● **AIM OF THE EXERCISE**
Each line containing the word "Company" must be collected.

(Data records)
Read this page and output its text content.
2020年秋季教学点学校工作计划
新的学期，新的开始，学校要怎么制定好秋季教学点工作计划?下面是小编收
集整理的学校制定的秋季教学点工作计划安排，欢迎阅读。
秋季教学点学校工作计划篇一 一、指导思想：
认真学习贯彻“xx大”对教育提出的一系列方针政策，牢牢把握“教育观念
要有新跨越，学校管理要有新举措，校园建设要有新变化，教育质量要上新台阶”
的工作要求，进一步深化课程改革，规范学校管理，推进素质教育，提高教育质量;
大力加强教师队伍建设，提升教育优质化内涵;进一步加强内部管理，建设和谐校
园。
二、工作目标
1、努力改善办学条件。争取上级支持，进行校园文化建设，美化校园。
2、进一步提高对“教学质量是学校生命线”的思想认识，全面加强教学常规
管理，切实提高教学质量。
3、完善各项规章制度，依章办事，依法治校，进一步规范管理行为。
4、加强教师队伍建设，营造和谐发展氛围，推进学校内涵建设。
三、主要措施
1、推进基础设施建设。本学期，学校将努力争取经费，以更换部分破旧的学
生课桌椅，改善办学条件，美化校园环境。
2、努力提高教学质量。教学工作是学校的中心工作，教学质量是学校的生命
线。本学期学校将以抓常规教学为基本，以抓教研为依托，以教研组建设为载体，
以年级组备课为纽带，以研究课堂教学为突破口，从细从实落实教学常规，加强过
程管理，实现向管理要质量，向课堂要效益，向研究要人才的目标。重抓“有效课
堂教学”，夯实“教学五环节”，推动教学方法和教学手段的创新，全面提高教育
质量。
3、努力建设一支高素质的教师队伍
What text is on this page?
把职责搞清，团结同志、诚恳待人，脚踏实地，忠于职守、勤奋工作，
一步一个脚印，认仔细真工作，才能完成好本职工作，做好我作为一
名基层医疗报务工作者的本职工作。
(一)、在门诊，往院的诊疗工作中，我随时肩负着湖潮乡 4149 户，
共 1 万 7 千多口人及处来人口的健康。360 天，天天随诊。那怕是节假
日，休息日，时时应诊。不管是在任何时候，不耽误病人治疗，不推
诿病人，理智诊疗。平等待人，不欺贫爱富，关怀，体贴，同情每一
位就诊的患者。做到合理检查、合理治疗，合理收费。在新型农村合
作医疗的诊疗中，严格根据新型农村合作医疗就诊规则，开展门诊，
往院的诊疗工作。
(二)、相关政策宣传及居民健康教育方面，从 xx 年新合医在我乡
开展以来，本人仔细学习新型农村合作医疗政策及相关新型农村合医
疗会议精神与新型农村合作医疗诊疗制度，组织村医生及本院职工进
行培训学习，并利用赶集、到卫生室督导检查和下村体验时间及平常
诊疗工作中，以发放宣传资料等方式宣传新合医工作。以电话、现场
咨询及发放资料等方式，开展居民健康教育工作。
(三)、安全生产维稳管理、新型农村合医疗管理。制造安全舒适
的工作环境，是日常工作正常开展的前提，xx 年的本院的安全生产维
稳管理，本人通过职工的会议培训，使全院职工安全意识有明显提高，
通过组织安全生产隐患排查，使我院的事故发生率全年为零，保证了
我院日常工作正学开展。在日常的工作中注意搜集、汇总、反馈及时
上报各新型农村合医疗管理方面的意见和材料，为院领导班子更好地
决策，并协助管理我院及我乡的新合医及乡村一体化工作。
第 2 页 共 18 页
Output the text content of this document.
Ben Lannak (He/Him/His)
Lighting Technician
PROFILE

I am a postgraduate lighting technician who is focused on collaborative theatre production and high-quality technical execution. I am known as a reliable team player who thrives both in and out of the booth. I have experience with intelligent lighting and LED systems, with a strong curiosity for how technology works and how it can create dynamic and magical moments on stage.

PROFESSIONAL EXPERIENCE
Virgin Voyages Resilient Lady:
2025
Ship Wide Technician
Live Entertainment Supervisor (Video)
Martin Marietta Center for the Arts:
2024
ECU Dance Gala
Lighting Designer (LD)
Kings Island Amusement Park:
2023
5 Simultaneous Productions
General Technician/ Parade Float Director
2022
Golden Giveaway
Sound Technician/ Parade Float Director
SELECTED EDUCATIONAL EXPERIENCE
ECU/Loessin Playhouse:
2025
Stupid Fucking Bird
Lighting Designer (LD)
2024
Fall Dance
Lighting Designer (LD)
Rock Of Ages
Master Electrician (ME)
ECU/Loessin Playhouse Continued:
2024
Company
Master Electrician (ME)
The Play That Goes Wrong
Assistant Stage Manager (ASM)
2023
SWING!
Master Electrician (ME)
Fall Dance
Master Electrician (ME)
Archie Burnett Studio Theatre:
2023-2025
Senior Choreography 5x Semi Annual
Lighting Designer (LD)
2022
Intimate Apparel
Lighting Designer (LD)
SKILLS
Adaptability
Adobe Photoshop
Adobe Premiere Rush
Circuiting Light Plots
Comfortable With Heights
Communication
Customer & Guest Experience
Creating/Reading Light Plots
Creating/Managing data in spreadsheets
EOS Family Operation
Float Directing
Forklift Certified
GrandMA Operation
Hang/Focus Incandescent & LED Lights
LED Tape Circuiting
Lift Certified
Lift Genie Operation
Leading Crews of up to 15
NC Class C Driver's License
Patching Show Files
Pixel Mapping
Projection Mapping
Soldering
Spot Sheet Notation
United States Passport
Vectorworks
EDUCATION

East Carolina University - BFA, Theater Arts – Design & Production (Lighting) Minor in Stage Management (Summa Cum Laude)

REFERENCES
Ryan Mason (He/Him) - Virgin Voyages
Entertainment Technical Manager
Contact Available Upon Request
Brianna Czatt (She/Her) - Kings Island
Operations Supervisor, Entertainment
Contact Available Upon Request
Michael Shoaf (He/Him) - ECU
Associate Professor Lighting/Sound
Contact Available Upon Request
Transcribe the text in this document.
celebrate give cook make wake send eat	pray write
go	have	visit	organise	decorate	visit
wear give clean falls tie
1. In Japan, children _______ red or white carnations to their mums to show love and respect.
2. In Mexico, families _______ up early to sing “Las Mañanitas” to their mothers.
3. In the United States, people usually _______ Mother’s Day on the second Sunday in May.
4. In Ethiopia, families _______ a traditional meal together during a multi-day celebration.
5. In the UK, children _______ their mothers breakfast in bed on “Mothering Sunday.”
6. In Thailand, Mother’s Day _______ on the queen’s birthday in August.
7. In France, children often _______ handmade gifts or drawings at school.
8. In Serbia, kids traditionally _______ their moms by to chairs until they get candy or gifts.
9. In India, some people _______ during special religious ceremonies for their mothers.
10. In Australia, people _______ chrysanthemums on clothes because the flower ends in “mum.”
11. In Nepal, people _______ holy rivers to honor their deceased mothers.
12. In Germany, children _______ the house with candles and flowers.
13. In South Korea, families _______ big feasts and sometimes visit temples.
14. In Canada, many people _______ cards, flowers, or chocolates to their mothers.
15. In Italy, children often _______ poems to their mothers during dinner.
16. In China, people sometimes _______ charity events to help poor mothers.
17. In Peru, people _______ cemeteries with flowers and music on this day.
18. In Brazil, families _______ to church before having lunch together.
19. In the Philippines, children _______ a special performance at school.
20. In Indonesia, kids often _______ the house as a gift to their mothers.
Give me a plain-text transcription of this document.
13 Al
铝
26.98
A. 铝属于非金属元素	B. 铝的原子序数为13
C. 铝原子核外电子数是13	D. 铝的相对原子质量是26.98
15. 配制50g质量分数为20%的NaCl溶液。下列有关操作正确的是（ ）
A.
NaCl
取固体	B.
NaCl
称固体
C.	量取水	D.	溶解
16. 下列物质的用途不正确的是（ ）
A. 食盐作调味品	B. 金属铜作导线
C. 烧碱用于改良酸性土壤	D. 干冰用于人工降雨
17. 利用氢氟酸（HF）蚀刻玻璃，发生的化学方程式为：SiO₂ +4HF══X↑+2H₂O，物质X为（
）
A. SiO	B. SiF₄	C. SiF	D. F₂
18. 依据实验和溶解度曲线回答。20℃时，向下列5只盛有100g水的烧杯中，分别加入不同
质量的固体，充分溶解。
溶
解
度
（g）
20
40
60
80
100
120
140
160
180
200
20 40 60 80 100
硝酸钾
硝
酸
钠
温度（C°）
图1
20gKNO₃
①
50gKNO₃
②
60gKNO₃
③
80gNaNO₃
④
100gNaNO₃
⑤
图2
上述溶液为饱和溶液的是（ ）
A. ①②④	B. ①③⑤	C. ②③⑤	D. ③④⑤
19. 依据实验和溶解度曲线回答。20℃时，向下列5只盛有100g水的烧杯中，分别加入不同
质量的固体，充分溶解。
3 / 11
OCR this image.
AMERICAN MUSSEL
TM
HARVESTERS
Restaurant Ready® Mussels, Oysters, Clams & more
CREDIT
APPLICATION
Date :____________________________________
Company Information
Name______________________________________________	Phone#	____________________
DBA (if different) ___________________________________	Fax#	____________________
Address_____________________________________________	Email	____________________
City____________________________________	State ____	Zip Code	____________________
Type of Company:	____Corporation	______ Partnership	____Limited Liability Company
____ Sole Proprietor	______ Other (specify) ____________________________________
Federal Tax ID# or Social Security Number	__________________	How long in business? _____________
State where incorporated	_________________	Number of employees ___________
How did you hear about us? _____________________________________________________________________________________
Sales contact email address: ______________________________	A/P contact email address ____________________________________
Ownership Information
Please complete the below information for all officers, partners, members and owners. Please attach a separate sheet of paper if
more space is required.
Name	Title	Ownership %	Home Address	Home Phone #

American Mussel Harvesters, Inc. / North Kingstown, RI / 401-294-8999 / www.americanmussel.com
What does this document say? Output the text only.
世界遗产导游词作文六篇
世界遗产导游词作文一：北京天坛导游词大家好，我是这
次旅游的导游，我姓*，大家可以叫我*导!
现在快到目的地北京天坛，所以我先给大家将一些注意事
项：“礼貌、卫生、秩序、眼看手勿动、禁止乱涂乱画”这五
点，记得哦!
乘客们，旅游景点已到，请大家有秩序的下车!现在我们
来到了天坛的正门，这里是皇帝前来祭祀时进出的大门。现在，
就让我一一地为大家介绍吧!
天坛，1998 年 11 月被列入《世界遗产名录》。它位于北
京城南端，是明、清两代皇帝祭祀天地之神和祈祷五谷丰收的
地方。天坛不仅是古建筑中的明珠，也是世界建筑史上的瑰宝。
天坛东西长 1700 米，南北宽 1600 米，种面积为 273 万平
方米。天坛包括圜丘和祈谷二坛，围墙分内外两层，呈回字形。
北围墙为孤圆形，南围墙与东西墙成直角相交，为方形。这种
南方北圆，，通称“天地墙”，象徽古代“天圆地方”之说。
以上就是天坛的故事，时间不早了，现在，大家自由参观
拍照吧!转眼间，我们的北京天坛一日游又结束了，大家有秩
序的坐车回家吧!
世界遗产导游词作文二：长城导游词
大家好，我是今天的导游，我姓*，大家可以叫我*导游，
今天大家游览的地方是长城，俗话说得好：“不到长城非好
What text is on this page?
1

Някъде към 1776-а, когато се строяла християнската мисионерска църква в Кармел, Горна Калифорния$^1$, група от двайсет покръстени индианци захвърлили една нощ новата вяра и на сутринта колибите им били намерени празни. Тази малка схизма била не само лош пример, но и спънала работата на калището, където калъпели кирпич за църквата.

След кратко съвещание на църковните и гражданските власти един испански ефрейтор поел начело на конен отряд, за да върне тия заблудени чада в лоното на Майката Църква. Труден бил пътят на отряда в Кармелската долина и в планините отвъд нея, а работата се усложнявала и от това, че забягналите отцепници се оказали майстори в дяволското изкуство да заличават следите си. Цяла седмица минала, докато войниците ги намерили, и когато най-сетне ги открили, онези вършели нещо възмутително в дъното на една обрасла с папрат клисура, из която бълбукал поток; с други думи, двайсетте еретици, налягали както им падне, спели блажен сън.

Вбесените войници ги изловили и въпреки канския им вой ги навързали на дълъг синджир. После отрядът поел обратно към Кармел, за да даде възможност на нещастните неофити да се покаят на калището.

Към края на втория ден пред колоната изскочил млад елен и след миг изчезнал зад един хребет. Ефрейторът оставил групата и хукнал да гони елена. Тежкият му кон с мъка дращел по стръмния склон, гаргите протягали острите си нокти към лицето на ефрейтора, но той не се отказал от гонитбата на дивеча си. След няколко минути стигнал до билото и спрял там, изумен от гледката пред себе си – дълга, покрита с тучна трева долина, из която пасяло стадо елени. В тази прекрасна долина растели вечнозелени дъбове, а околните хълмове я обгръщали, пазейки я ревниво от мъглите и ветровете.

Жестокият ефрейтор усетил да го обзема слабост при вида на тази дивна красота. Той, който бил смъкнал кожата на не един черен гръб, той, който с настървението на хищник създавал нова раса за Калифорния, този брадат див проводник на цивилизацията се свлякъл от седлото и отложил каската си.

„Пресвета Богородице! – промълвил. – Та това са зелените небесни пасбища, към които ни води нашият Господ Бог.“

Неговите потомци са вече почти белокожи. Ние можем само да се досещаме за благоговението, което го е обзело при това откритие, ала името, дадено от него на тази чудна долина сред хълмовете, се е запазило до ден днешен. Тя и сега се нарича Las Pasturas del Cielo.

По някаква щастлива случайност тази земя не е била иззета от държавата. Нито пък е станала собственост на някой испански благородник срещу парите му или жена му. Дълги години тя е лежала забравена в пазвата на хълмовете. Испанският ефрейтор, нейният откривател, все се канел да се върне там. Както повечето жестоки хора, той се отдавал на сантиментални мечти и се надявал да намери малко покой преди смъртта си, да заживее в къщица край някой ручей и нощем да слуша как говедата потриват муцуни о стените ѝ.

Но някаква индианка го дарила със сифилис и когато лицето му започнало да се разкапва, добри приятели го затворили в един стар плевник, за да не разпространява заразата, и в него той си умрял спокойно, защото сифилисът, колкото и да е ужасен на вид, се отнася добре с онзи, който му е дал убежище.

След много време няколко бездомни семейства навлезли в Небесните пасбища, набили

● **SOLUTION TO THIS EXERCISE**
Company
Company Information
Type of Company:	____Corporation	______ Partnership	____Limited Liability Company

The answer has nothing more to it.